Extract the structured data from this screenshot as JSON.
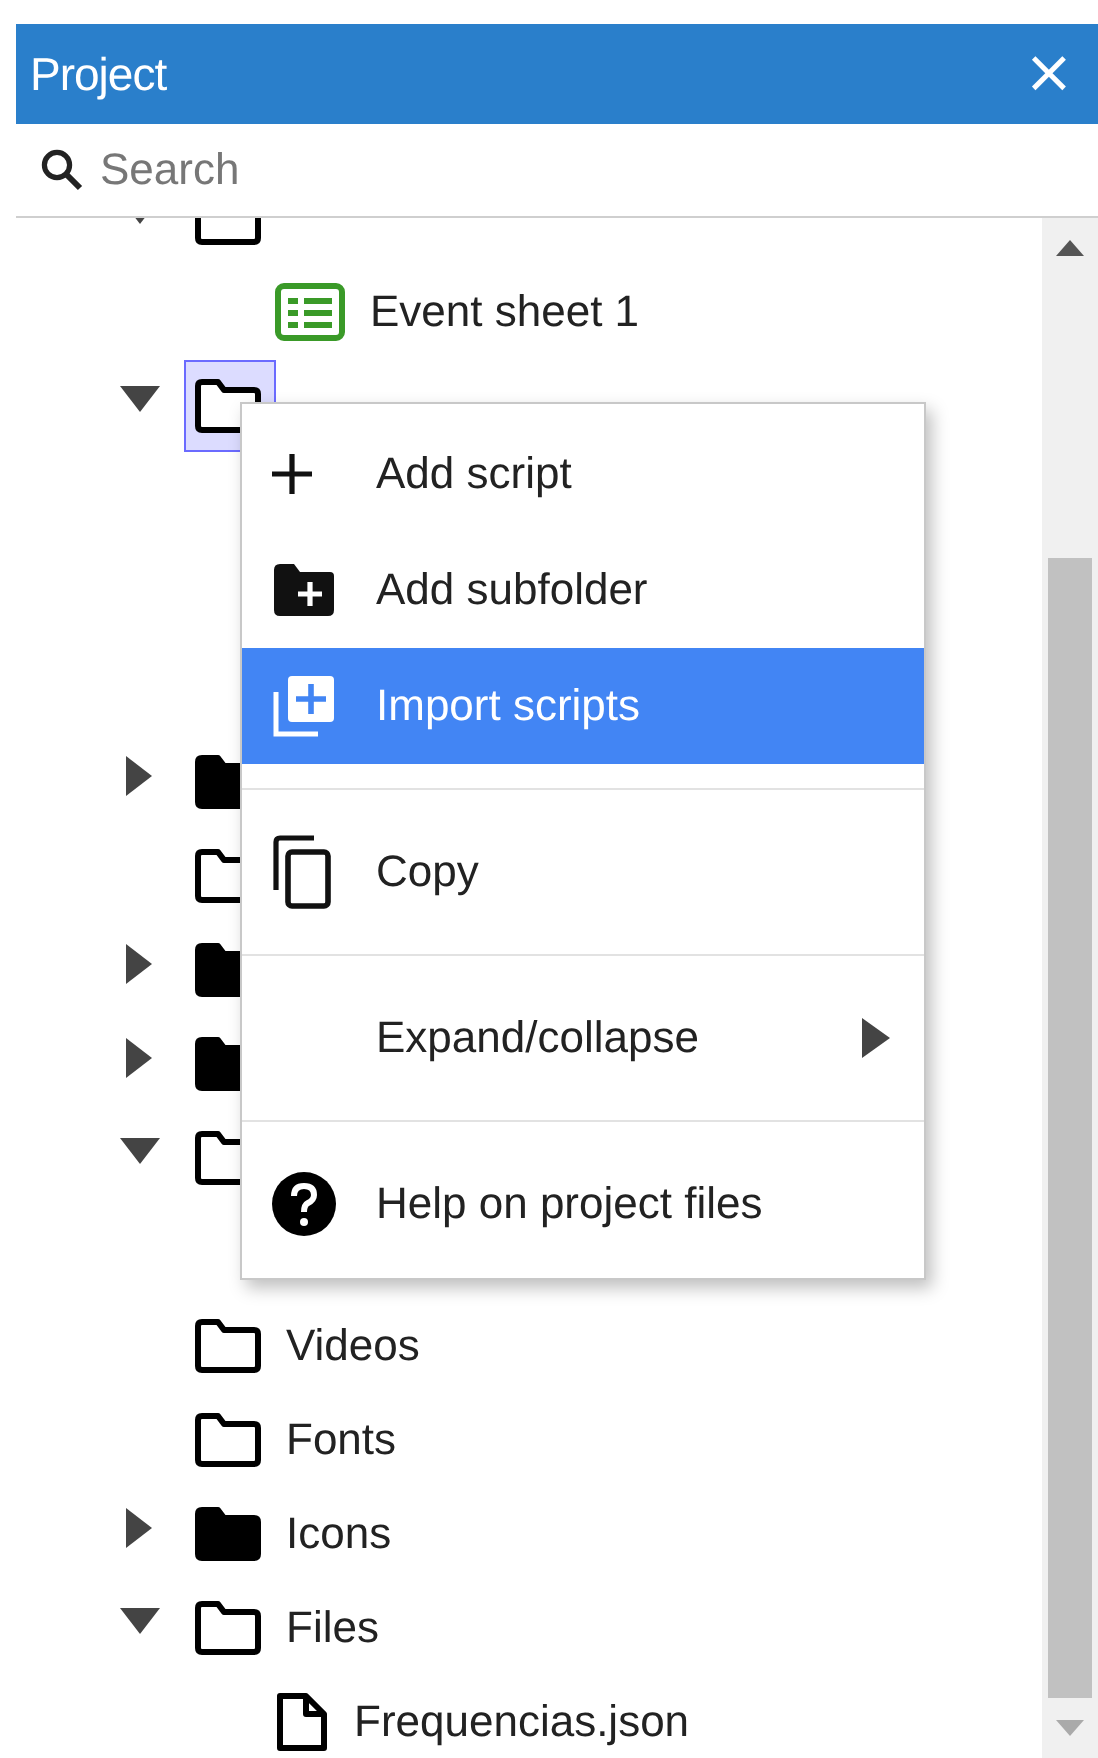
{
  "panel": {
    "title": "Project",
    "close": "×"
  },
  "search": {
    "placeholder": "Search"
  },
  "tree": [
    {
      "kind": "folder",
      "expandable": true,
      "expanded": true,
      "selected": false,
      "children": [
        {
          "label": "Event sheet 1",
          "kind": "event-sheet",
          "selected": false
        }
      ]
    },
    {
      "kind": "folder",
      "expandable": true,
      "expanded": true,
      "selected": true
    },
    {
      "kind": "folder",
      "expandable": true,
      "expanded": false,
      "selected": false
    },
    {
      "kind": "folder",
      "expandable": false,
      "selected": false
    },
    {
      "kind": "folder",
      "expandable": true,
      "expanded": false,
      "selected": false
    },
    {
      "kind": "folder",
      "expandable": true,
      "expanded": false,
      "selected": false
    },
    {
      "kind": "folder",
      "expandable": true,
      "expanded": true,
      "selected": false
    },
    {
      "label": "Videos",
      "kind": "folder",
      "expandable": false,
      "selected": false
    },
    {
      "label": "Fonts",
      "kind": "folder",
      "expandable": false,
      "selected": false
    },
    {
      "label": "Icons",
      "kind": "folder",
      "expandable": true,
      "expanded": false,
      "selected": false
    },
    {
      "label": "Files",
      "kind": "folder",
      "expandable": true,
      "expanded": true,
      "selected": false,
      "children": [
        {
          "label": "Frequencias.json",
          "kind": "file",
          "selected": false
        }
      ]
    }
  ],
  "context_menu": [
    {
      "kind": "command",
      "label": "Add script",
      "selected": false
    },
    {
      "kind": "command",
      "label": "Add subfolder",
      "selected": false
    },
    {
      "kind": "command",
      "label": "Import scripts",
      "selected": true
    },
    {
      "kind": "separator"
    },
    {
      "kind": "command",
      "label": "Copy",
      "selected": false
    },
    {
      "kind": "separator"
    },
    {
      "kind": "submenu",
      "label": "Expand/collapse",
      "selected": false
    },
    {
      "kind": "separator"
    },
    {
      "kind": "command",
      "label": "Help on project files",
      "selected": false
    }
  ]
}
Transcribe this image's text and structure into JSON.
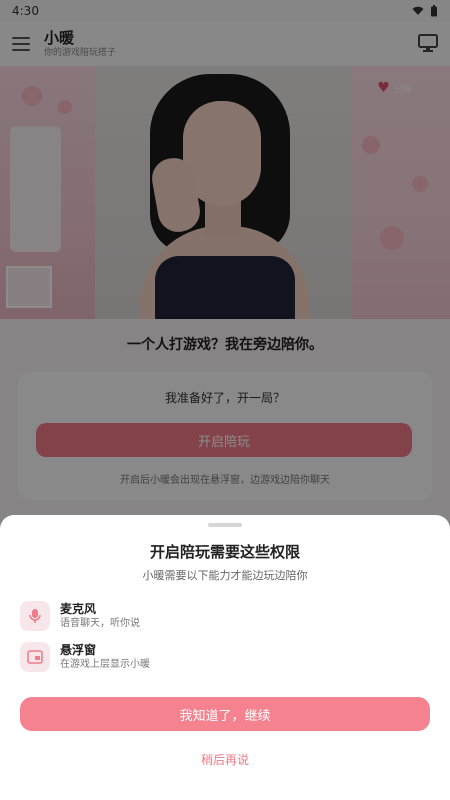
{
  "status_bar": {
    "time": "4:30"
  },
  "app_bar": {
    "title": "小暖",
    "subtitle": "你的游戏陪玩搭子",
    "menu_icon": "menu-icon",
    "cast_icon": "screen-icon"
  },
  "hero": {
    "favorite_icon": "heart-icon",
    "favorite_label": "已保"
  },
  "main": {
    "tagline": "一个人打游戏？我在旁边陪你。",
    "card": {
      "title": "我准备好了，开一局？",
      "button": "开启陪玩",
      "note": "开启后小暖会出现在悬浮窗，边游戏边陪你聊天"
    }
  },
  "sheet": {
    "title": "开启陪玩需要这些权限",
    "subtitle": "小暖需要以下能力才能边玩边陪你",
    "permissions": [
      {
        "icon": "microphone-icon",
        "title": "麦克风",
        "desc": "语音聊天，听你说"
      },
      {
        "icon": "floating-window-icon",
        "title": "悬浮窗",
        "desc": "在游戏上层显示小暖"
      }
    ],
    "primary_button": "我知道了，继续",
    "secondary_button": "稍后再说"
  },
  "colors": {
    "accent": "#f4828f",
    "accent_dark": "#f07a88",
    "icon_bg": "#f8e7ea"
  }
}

- - -

**PROBLEM DETAILS**. In the entries above, find each line with the word "sheet" and show it.

**THE ANSWER**.
          "label": "Event sheet 1",
          "kind": "event-sheet",
  "sheet": {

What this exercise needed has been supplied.